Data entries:
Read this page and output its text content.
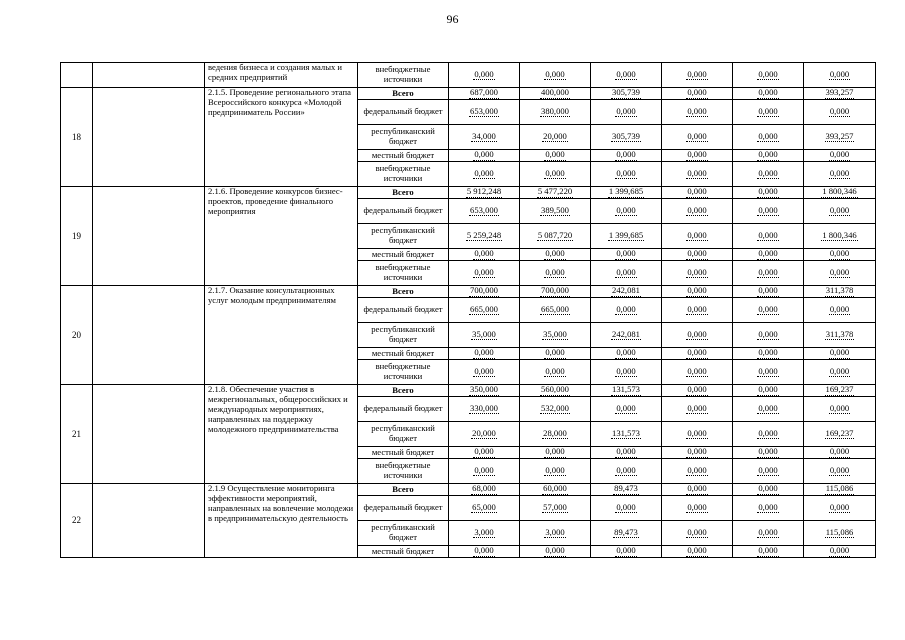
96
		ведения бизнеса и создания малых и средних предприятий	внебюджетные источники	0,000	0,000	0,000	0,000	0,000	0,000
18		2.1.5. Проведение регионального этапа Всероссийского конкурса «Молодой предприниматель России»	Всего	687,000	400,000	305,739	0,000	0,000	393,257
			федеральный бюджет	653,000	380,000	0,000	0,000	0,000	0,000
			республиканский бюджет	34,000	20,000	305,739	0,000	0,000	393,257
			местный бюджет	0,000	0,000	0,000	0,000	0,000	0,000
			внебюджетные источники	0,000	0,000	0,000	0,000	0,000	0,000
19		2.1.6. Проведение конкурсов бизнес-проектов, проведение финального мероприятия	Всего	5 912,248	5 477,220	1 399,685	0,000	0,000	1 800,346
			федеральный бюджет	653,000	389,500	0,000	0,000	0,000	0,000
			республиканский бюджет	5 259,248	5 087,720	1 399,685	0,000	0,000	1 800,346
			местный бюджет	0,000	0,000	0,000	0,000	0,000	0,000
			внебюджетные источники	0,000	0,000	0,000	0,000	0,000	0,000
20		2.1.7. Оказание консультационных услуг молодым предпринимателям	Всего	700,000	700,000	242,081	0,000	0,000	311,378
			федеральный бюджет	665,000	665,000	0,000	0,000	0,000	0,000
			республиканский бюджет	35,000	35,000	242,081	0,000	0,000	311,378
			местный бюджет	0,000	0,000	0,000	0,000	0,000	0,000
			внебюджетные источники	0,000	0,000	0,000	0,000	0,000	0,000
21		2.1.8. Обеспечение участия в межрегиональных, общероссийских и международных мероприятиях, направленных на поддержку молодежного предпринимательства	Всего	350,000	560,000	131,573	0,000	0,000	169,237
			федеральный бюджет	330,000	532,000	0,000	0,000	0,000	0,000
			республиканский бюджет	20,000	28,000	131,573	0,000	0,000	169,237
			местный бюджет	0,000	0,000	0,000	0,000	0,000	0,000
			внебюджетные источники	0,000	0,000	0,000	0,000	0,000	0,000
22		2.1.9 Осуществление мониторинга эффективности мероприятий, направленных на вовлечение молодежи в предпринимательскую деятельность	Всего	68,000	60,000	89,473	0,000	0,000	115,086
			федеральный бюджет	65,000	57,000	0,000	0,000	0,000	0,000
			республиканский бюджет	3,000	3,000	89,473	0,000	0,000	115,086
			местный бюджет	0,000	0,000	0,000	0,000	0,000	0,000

--

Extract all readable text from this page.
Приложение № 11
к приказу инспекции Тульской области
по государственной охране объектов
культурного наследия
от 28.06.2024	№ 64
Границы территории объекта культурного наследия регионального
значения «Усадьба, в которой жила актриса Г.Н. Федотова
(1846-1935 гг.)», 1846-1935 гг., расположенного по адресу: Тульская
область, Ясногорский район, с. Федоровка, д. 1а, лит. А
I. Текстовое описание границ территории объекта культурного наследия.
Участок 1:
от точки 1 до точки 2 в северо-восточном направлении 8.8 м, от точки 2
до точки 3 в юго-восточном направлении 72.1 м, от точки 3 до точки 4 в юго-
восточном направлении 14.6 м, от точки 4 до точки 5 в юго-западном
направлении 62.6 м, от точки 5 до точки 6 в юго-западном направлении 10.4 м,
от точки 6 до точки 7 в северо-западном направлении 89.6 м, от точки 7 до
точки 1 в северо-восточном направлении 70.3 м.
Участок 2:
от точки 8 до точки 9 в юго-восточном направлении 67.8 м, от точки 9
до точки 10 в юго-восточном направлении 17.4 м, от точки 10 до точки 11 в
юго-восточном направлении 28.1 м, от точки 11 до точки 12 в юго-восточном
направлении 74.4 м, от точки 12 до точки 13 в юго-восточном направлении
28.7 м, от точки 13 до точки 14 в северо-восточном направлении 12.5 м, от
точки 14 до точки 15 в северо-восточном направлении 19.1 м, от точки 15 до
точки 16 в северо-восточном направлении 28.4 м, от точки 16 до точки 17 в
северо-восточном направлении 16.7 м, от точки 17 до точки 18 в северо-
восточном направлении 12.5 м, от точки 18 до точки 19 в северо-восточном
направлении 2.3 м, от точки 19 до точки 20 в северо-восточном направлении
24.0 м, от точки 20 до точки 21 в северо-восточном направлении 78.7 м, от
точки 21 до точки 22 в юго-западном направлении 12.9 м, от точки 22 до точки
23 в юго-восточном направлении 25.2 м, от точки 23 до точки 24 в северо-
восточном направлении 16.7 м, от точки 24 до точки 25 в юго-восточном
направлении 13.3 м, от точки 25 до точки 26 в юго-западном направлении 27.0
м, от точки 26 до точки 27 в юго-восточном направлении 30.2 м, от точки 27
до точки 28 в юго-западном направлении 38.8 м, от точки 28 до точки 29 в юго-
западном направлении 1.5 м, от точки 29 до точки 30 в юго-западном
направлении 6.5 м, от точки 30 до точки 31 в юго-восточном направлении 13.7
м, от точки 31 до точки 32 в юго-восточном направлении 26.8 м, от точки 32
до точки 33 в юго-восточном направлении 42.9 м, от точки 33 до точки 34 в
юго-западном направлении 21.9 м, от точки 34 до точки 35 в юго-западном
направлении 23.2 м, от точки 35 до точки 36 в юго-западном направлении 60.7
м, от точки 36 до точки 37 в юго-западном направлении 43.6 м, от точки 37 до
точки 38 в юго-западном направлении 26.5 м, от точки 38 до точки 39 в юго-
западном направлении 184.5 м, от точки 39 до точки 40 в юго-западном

• **Exercise directions**
Give the number of lines in the records that contain the string "культурного", with no other output.

• **Correct result**
3